* INSTRUCTION:
The records below are to be copied word for word, with every picture left out.
>> begin MATERIAL
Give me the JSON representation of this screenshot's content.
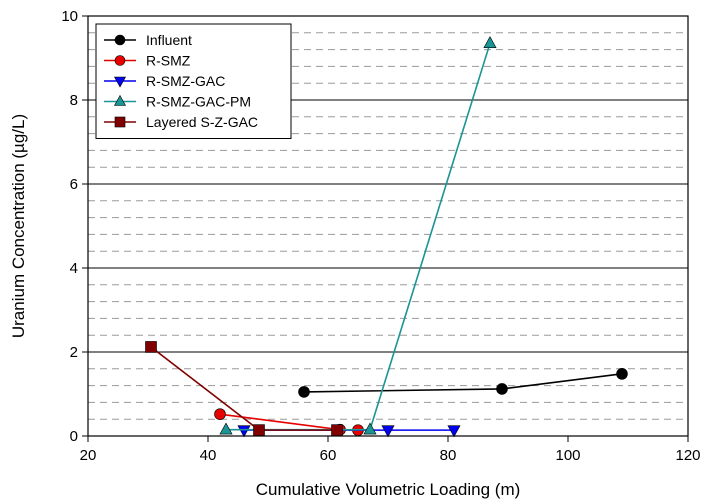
{
  "chart_data": {
    "type": "line",
    "title": "",
    "xlabel": "Cumulative Volumetric Loading (m)",
    "ylabel": "Uranium Concentration (µg/L)",
    "xlim": [
      20,
      120
    ],
    "ylim": [
      0,
      10
    ],
    "xticks": [
      "20",
      "40",
      "60",
      "80",
      "100",
      "120"
    ],
    "yticks": [
      "0",
      "2",
      "4",
      "6",
      "8",
      "10"
    ],
    "grid": {
      "major_y": "solid",
      "minor_y": "dashed",
      "minor_y_step": 0.4,
      "x": "none"
    },
    "legend_position": "top-left",
    "series": [
      {
        "name": "Influent",
        "color": "#000000",
        "marker": "circle",
        "x": [
          56,
          89,
          109
        ],
        "y": [
          1.05,
          1.12,
          1.48
        ]
      },
      {
        "name": "R-SMZ",
        "color": "#e60000",
        "marker": "circle",
        "x": [
          42,
          62,
          65
        ],
        "y": [
          0.52,
          0.15,
          0.14
        ]
      },
      {
        "name": "R-SMZ-GAC",
        "color": "#0000ee",
        "marker": "triangle-down",
        "x": [
          46,
          70,
          81
        ],
        "y": [
          0.14,
          0.14,
          0.14
        ]
      },
      {
        "name": "R-SMZ-GAC-PM",
        "color": "#1a9494",
        "marker": "triangle-up",
        "x": [
          43,
          67,
          87
        ],
        "y": [
          0.15,
          0.15,
          9.35
        ]
      },
      {
        "name": "Layered S-Z-GAC",
        "color": "#800000",
        "marker": "square",
        "x": [
          30.5,
          48.5,
          61.5
        ],
        "y": [
          2.12,
          0.14,
          0.14
        ]
      }
    ]
  }
}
>> end MATERIAL
* COMPLETE OUTPUT:
Give me the JSON representation of this screenshot's content.
{
  "chart_data": {
    "type": "line",
    "title": "",
    "xlabel": "Cumulative Volumetric Loading (m)",
    "ylabel": "Uranium Concentration (µg/L)",
    "xlim": [
      20,
      120
    ],
    "ylim": [
      0,
      10
    ],
    "xticks": [
      "20",
      "40",
      "60",
      "80",
      "100",
      "120"
    ],
    "yticks": [
      "0",
      "2",
      "4",
      "6",
      "8",
      "10"
    ],
    "grid": {
      "major_y": "solid",
      "minor_y": "dashed",
      "minor_y_step": 0.4,
      "x": "none"
    },
    "legend_position": "top-left",
    "series": [
      {
        "name": "Influent",
        "color": "#000000",
        "marker": "circle",
        "x": [
          56,
          89,
          109
        ],
        "y": [
          1.05,
          1.12,
          1.48
        ]
      },
      {
        "name": "R-SMZ",
        "color": "#e60000",
        "marker": "circle",
        "x": [
          42,
          62,
          65
        ],
        "y": [
          0.52,
          0.15,
          0.14
        ]
      },
      {
        "name": "R-SMZ-GAC",
        "color": "#0000ee",
        "marker": "triangle-down",
        "x": [
          46,
          70,
          81
        ],
        "y": [
          0.14,
          0.14,
          0.14
        ]
      },
      {
        "name": "R-SMZ-GAC-PM",
        "color": "#1a9494",
        "marker": "triangle-up",
        "x": [
          43,
          67,
          87
        ],
        "y": [
          0.15,
          0.15,
          9.35
        ]
      },
      {
        "name": "Layered S-Z-GAC",
        "color": "#800000",
        "marker": "square",
        "x": [
          30.5,
          48.5,
          61.5
        ],
        "y": [
          2.12,
          0.14,
          0.14
        ]
      }
    ]
  }
}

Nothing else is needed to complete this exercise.